##### DATA IN THIS EXERCISE
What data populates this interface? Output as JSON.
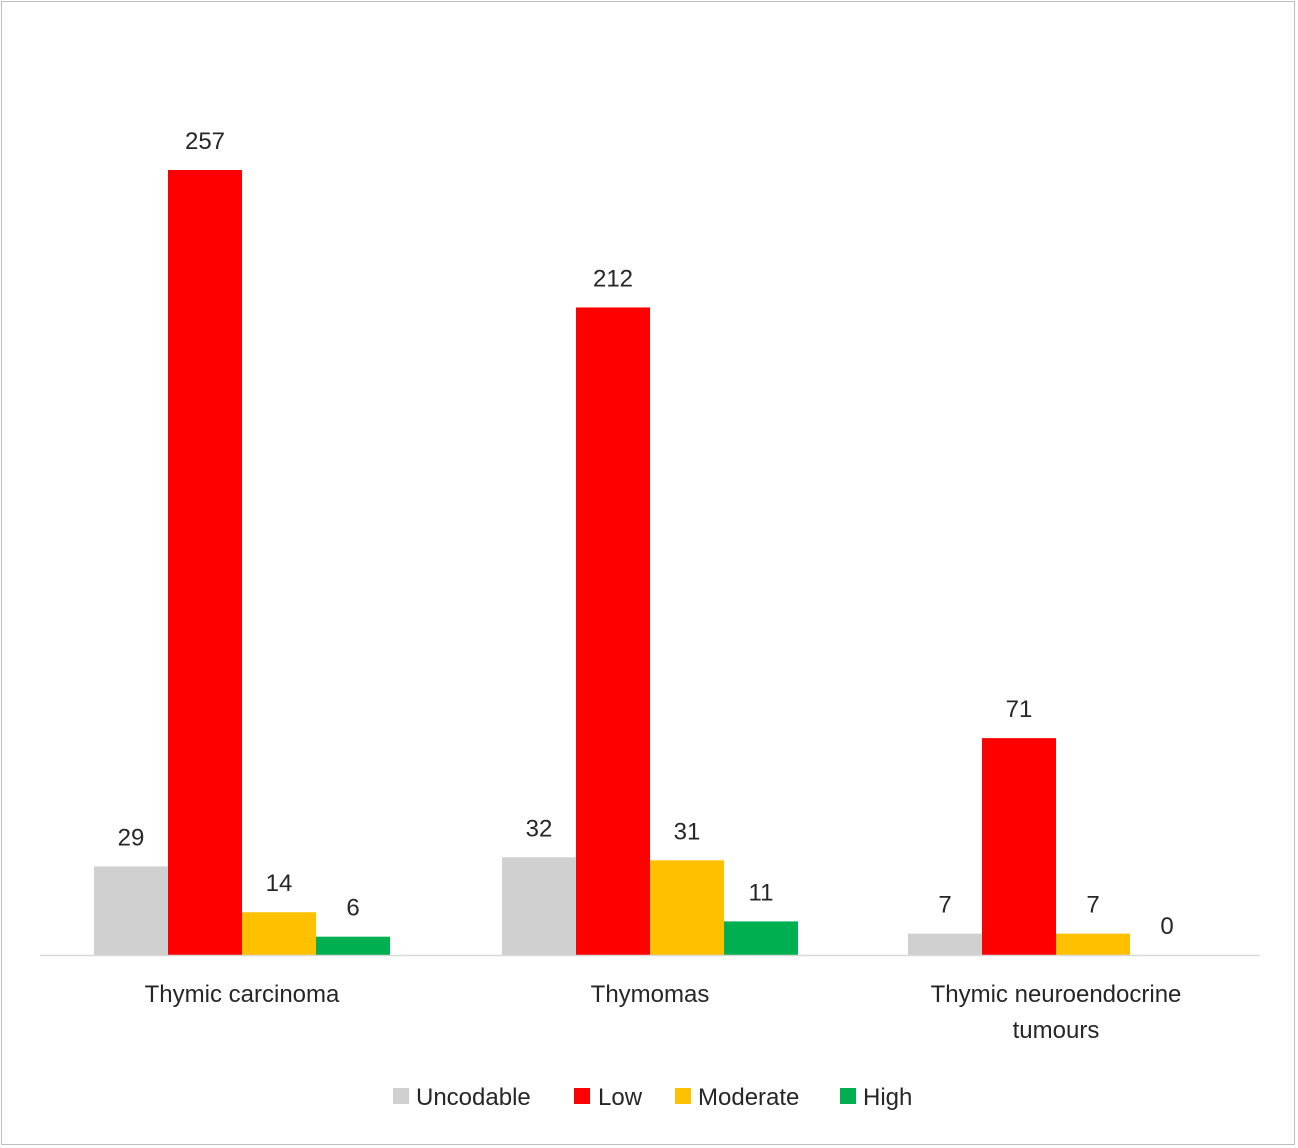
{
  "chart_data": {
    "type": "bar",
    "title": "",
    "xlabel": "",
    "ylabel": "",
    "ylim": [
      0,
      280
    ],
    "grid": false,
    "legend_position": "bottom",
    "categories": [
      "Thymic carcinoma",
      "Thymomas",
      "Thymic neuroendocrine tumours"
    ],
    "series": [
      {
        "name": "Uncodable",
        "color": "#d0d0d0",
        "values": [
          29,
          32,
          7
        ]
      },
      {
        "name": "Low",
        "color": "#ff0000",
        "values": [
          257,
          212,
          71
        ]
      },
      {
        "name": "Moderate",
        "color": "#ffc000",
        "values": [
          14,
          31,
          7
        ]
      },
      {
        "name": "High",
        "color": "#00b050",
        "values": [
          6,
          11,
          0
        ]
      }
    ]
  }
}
##########
■ **OBJECTIVE**: Extract all the entries word for word; omit any pictures.

■ **COMPLETE ANSWER**:
What data populates this interface? Output as JSON.
{
  "chart_data": {
    "type": "bar",
    "title": "",
    "xlabel": "",
    "ylabel": "",
    "ylim": [
      0,
      280
    ],
    "grid": false,
    "legend_position": "bottom",
    "categories": [
      "Thymic carcinoma",
      "Thymomas",
      "Thymic neuroendocrine tumours"
    ],
    "series": [
      {
        "name": "Uncodable",
        "color": "#d0d0d0",
        "values": [
          29,
          32,
          7
        ]
      },
      {
        "name": "Low",
        "color": "#ff0000",
        "values": [
          257,
          212,
          71
        ]
      },
      {
        "name": "Moderate",
        "color": "#ffc000",
        "values": [
          14,
          31,
          7
        ]
      },
      {
        "name": "High",
        "color": "#00b050",
        "values": [
          6,
          11,
          0
        ]
      }
    ]
  }
}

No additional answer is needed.